Below are some records; return each one exactly.
──────── Listed entries
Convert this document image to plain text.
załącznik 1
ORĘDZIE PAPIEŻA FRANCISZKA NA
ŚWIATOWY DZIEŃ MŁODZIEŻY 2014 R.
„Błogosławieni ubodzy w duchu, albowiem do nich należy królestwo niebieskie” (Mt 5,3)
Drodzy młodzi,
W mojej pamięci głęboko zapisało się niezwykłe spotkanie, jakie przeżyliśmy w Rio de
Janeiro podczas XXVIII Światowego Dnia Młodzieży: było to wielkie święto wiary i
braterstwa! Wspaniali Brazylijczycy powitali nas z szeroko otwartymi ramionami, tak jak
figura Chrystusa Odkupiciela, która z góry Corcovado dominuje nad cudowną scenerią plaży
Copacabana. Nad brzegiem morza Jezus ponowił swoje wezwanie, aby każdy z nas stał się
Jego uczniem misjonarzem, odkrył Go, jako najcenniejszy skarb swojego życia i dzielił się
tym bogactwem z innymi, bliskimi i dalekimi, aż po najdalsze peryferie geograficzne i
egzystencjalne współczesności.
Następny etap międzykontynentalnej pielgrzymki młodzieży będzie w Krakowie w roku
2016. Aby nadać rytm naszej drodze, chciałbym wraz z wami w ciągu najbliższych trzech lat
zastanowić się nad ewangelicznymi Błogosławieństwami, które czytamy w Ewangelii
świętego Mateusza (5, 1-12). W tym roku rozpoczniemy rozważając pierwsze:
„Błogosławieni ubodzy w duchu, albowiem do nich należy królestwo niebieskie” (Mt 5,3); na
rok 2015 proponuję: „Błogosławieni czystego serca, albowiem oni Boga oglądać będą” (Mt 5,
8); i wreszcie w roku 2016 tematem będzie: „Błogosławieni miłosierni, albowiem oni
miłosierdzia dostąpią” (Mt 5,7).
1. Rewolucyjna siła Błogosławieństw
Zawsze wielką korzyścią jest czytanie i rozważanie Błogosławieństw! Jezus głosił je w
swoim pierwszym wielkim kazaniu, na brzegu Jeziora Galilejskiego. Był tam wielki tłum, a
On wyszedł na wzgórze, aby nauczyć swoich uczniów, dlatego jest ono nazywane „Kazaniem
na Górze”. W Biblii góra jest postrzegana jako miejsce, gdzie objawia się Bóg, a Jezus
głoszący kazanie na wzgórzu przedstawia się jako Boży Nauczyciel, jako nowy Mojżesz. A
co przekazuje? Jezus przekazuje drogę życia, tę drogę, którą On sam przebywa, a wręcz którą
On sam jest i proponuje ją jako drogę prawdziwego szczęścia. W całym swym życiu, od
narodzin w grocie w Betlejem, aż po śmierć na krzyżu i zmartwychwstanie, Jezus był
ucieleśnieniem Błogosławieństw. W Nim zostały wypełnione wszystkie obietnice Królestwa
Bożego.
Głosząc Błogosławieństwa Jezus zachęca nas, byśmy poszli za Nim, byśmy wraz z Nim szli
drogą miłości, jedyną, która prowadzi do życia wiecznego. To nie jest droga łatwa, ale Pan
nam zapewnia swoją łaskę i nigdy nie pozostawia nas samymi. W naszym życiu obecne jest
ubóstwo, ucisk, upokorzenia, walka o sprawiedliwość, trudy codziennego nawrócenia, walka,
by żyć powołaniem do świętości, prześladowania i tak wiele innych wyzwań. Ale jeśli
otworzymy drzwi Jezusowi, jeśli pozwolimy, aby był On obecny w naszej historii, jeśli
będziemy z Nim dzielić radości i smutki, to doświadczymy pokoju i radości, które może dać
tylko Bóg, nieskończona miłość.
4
────────────────
▶ _Output_:
Convert this document image to plain text.
załącznik 1
ORĘDZIE PAPIEŻA FRANCISZKA NA
ŚWIATOWY DZIEŃ MŁODZIEŻY 2014 R.
„Błogosławieni ubodzy w duchu, albowiem do nich należy królestwo niebieskie” (Mt 5,3)
Drodzy młodzi,
W mojej pamięci głęboko zapisało się niezwykłe spotkanie, jakie przeżyliśmy w Rio de
Janeiro podczas XXVIII Światowego Dnia Młodzieży: było to wielkie święto wiary i
braterstwa! Wspaniali Brazylijczycy powitali nas z szeroko otwartymi ramionami, tak jak
figura Chrystusa Odkupiciela, która z góry Corcovado dominuje nad cudowną scenerią plaży
Copacabana. Nad brzegiem morza Jezus ponowił swoje wezwanie, aby każdy z nas stał się
Jego uczniem misjonarzem, odkrył Go, jako najcenniejszy skarb swojego życia i dzielił się
tym bogactwem z innymi, bliskimi i dalekimi, aż po najdalsze peryferie geograficzne i
egzystencjalne współczesności.
Następny etap międzykontynentalnej pielgrzymki młodzieży będzie w Krakowie w roku
2016. Aby nadać rytm naszej drodze, chciałbym wraz z wami w ciągu najbliższych trzech lat
zastanowić się nad ewangelicznymi Błogosławieństwami, które czytamy w Ewangelii
świętego Mateusza (5, 1-12). W tym roku rozpoczniemy rozważając pierwsze:
„Błogosławieni ubodzy w duchu, albowiem do nich należy królestwo niebieskie” (Mt 5,3); na
rok 2015 proponuję: „Błogosławieni czystego serca, albowiem oni Boga oglądać będą” (Mt 5,
8); i wreszcie w roku 2016 tematem będzie: „Błogosławieni miłosierni, albowiem oni
miłosierdzia dostąpią” (Mt 5,7).
1. Rewolucyjna siła Błogosławieństw
Zawsze wielką korzyścią jest czytanie i rozważanie Błogosławieństw! Jezus głosił je w
swoim pierwszym wielkim kazaniu, na brzegu Jeziora Galilejskiego. Był tam wielki tłum, a
On wyszedł na wzgórze, aby nauczyć swoich uczniów, dlatego jest ono nazywane „Kazaniem
na Górze”. W Biblii góra jest postrzegana jako miejsce, gdzie objawia się Bóg, a Jezus
głoszący kazanie na wzgórzu przedstawia się jako Boży Nauczyciel, jako nowy Mojżesz. A
co przekazuje? Jezus przekazuje drogę życia, tę drogę, którą On sam przebywa, a wręcz którą
On sam jest i proponuje ją jako drogę prawdziwego szczęścia. W całym swym życiu, od
narodzin w grocie w Betlejem, aż po śmierć na krzyżu i zmartwychwstanie, Jezus był
ucieleśnieniem Błogosławieństw. W Nim zostały wypełnione wszystkie obietnice Królestwa
Bożego.
Głosząc Błogosławieństwa Jezus zachęca nas, byśmy poszli za Nim, byśmy wraz z Nim szli
drogą miłości, jedyną, która prowadzi do życia wiecznego. To nie jest droga łatwa, ale Pan
nam zapewnia swoją łaskę i nigdy nie pozostawia nas samymi. W naszym życiu obecne jest
ubóstwo, ucisk, upokorzenia, walka o sprawiedliwość, trudy codziennego nawrócenia, walka,
by żyć powołaniem do świętości, prześladowania i tak wiele innych wyzwań. Ale jeśli
otworzymy drzwi Jezusowi, jeśli pozwolimy, aby był On obecny w naszej historii, jeśli
będziemy z Nim dzielić radości i smutki, to doświadczymy pokoju i radości, które może dać
tylko Bóg, nieskończona miłość.
4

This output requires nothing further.